Write out the material below exactly, beginning at the line that contains "Extract all readable text from this page." and ending with its last line, both ends included; write nothing else.
■ ■ ■
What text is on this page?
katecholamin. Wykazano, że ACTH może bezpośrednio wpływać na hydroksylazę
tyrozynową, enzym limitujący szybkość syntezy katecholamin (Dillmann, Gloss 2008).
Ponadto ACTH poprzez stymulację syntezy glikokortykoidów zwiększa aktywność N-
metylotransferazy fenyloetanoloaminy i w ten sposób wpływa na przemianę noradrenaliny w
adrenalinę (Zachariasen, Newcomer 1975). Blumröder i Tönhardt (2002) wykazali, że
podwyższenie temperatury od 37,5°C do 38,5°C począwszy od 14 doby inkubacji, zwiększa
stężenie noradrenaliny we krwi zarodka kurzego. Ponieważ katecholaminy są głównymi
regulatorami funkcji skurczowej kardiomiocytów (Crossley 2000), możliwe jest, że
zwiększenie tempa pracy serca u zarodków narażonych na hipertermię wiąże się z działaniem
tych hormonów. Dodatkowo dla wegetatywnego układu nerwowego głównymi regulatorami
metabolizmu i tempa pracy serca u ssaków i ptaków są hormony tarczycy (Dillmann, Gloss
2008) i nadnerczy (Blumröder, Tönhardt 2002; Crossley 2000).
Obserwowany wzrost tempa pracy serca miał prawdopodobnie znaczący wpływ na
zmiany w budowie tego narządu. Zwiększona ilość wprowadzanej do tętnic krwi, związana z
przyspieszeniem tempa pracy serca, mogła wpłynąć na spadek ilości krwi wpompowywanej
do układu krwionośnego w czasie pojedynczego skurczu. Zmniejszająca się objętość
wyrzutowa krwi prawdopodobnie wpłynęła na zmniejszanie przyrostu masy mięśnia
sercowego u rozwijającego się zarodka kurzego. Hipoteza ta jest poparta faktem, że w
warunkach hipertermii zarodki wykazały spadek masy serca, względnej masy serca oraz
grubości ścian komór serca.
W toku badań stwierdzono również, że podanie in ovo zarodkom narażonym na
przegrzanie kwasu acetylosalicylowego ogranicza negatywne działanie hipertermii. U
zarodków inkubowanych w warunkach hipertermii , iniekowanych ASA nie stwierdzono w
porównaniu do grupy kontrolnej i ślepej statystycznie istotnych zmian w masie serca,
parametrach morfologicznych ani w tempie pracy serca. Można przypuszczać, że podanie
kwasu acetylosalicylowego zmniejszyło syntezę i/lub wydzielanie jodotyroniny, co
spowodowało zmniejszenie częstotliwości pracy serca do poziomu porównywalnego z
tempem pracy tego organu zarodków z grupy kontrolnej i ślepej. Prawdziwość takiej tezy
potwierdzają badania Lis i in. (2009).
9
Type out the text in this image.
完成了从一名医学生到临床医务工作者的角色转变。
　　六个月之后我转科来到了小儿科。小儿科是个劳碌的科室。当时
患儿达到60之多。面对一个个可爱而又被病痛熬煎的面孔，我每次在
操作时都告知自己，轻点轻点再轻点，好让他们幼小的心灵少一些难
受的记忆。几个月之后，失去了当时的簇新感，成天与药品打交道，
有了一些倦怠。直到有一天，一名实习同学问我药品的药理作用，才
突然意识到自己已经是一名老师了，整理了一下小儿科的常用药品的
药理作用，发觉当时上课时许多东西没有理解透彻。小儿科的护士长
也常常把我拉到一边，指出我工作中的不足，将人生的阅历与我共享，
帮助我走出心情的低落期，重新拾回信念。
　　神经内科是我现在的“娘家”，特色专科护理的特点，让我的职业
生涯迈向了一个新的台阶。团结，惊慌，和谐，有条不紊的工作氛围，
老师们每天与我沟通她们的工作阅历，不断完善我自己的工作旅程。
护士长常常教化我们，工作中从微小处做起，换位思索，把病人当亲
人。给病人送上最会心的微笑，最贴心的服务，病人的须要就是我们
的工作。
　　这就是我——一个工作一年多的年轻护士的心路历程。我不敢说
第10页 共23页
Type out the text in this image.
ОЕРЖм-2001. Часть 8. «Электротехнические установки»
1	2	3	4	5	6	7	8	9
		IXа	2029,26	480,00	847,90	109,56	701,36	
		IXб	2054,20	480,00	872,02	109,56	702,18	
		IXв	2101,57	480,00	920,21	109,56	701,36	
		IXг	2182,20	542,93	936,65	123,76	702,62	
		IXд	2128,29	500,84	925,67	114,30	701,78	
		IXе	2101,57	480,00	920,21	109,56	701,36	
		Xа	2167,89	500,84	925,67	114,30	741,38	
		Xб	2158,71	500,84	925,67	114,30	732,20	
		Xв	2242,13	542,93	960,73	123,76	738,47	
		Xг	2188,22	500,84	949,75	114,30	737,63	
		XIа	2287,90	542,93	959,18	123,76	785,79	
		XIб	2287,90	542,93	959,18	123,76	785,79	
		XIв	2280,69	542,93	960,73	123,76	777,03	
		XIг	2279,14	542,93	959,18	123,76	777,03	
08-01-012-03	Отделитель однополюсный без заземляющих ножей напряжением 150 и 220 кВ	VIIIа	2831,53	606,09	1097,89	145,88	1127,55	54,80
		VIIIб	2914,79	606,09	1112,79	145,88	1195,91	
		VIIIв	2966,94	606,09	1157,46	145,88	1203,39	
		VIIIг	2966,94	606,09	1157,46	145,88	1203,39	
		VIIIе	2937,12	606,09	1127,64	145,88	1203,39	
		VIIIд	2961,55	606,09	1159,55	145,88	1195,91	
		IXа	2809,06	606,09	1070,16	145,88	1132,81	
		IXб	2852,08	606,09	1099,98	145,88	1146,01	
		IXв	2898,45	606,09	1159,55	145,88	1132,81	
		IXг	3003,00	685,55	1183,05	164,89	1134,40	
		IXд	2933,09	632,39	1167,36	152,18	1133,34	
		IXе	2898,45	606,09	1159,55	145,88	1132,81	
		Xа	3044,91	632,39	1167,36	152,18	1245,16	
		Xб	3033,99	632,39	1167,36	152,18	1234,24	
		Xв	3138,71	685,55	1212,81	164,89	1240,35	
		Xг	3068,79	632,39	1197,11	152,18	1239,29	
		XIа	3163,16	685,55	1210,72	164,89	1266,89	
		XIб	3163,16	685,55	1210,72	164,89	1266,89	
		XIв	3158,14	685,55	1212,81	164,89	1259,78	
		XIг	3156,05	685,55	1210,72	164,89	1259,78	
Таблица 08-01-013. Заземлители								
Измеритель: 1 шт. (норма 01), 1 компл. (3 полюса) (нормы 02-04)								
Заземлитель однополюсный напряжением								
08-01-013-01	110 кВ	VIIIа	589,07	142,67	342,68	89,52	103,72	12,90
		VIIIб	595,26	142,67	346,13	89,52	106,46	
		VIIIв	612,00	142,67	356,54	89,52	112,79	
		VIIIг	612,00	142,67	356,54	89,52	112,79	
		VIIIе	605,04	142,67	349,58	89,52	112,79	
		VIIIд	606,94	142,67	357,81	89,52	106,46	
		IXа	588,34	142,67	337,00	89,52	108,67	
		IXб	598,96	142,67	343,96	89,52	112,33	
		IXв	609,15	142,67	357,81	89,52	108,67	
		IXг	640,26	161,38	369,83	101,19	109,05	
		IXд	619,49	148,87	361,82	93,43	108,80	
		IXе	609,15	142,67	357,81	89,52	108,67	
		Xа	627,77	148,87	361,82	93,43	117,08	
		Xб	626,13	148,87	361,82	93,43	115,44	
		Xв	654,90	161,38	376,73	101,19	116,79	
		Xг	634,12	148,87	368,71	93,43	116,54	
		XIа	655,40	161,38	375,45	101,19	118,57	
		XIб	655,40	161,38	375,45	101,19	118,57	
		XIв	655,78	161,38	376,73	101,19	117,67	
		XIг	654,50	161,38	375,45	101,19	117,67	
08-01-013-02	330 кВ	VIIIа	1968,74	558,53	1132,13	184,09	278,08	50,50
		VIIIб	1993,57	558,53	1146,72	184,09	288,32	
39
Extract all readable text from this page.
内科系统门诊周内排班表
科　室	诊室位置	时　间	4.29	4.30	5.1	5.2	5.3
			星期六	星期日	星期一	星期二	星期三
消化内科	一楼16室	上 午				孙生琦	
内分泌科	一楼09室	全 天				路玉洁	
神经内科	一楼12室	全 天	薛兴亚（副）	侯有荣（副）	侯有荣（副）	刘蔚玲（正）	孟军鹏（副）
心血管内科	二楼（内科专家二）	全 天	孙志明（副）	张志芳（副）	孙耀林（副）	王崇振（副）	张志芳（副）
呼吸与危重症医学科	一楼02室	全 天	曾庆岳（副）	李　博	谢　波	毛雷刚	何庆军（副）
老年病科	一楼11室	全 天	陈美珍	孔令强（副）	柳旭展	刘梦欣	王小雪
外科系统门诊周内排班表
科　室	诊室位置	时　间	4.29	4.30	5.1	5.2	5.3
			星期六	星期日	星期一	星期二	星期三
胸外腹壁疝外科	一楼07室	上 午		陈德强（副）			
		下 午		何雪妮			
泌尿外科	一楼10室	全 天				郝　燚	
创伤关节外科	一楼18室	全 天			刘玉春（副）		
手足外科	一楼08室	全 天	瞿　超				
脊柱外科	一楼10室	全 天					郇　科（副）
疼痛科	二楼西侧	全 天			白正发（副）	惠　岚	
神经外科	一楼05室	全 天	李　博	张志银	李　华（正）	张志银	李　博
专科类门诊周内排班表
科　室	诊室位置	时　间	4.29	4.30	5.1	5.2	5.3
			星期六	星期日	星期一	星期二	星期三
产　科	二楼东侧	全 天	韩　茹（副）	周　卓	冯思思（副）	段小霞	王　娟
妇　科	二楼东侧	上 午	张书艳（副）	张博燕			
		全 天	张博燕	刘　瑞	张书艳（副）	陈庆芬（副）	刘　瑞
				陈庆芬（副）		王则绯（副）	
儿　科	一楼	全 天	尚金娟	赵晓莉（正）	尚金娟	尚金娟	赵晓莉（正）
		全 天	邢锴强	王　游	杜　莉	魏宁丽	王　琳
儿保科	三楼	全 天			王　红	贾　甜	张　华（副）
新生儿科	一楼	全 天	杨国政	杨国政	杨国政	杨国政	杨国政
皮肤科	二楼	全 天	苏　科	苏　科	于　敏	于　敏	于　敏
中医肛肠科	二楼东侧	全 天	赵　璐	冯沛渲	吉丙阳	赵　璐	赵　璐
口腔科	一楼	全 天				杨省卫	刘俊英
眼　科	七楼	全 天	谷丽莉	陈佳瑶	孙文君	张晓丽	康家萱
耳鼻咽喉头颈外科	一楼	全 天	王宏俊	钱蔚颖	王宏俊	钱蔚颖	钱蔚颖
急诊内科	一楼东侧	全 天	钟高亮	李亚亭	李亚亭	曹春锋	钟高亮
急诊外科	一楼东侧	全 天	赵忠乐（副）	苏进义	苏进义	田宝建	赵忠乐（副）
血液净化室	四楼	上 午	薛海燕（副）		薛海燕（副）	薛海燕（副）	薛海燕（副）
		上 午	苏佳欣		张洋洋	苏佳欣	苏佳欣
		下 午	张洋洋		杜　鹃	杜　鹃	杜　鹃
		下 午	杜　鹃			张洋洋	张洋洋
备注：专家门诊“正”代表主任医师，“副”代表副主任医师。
■ ■ ■
Full response >>
Extract all readable text from this page.
内科系统门诊周内排班表
科　室	诊室位置	时　间	4.29	4.30	5.1	5.2	5.3
			星期六	星期日	星期一	星期二	星期三
消化内科	一楼16室	上 午				孙生琦	
内分泌科	一楼09室	全 天				路玉洁	
神经内科	一楼12室	全 天	薛兴亚（副）	侯有荣（副）	侯有荣（副）	刘蔚玲（正）	孟军鹏（副）
心血管内科	二楼（内科专家二）	全 天	孙志明（副）	张志芳（副）	孙耀林（副）	王崇振（副）	张志芳（副）
呼吸与危重症医学科	一楼02室	全 天	曾庆岳（副）	李　博	谢　波	毛雷刚	何庆军（副）
老年病科	一楼11室	全 天	陈美珍	孔令强（副）	柳旭展	刘梦欣	王小雪
外科系统门诊周内排班表
科　室	诊室位置	时　间	4.29	4.30	5.1	5.2	5.3
			星期六	星期日	星期一	星期二	星期三
胸外腹壁疝外科	一楼07室	上 午		陈德强（副）			
		下 午		何雪妮			
泌尿外科	一楼10室	全 天				郝　燚	
创伤关节外科	一楼18室	全 天			刘玉春（副）		
手足外科	一楼08室	全 天	瞿　超				
脊柱外科	一楼10室	全 天					郇　科（副）
疼痛科	二楼西侧	全 天			白正发（副）	惠　岚	
神经外科	一楼05室	全 天	李　博	张志银	李　华（正）	张志银	李　博
专科类门诊周内排班表
科　室	诊室位置	时　间	4.29	4.30	5.1	5.2	5.3
			星期六	星期日	星期一	星期二	星期三
产　科	二楼东侧	全 天	韩　茹（副）	周　卓	冯思思（副）	段小霞	王　娟
妇　科	二楼东侧	上 午	张书艳（副）	张博燕			
		全 天	张博燕	刘　瑞	张书艳（副）	陈庆芬（副）	刘　瑞
				陈庆芬（副）		王则绯（副）	
儿　科	一楼	全 天	尚金娟	赵晓莉（正）	尚金娟	尚金娟	赵晓莉（正）
		全 天	邢锴强	王　游	杜　莉	魏宁丽	王　琳
儿保科	三楼	全 天			王　红	贾　甜	张　华（副）
新生儿科	一楼	全 天	杨国政	杨国政	杨国政	杨国政	杨国政
皮肤科	二楼	全 天	苏　科	苏　科	于　敏	于　敏	于　敏
中医肛肠科	二楼东侧	全 天	赵　璐	冯沛渲	吉丙阳	赵　璐	赵　璐
口腔科	一楼	全 天				杨省卫	刘俊英
眼　科	七楼	全 天	谷丽莉	陈佳瑶	孙文君	张晓丽	康家萱
耳鼻咽喉头颈外科	一楼	全 天	王宏俊	钱蔚颖	王宏俊	钱蔚颖	钱蔚颖
急诊内科	一楼东侧	全 天	钟高亮	李亚亭	李亚亭	曹春锋	钟高亮
急诊外科	一楼东侧	全 天	赵忠乐（副）	苏进义	苏进义	田宝建	赵忠乐（副）
血液净化室	四楼	上 午	薛海燕（副）		薛海燕（副）	薛海燕（副）	薛海燕（副）
		上 午	苏佳欣		张洋洋	苏佳欣	苏佳欣
		下 午	张洋洋		杜　鹃	杜　鹃	杜　鹃
		下 午	杜　鹃			张洋洋	张洋洋
备注：专家门诊“正”代表主任医师，“副”代表副主任医师。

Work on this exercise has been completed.